▽

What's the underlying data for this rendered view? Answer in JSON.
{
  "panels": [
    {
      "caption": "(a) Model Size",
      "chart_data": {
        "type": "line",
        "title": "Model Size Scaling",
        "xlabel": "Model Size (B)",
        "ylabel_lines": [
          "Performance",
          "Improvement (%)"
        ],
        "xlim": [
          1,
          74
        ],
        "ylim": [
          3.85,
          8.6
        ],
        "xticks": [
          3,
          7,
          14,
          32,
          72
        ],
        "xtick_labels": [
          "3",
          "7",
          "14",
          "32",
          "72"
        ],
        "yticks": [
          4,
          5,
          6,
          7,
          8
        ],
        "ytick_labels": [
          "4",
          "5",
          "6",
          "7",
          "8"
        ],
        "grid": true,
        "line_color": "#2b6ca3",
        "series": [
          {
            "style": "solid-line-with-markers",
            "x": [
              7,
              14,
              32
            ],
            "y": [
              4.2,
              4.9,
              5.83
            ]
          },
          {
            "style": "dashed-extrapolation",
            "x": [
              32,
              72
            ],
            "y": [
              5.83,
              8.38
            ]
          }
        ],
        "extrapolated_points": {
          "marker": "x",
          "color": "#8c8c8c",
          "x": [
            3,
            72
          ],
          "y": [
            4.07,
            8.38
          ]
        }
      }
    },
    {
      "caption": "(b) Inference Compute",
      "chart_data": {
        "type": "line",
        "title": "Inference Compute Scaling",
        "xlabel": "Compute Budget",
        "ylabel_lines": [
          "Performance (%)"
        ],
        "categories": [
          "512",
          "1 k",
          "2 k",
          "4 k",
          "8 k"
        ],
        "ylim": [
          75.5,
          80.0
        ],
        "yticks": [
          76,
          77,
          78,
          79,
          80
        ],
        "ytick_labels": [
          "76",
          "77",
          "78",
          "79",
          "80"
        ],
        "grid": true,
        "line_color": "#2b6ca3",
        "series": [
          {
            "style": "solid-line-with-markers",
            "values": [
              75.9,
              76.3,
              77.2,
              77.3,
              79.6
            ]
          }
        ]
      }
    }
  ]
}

△

Pull out every line holding "Scaling" from the records above, and copy it.

        "title": "Model Size Scaling",
        "title": "Inference Compute Scaling",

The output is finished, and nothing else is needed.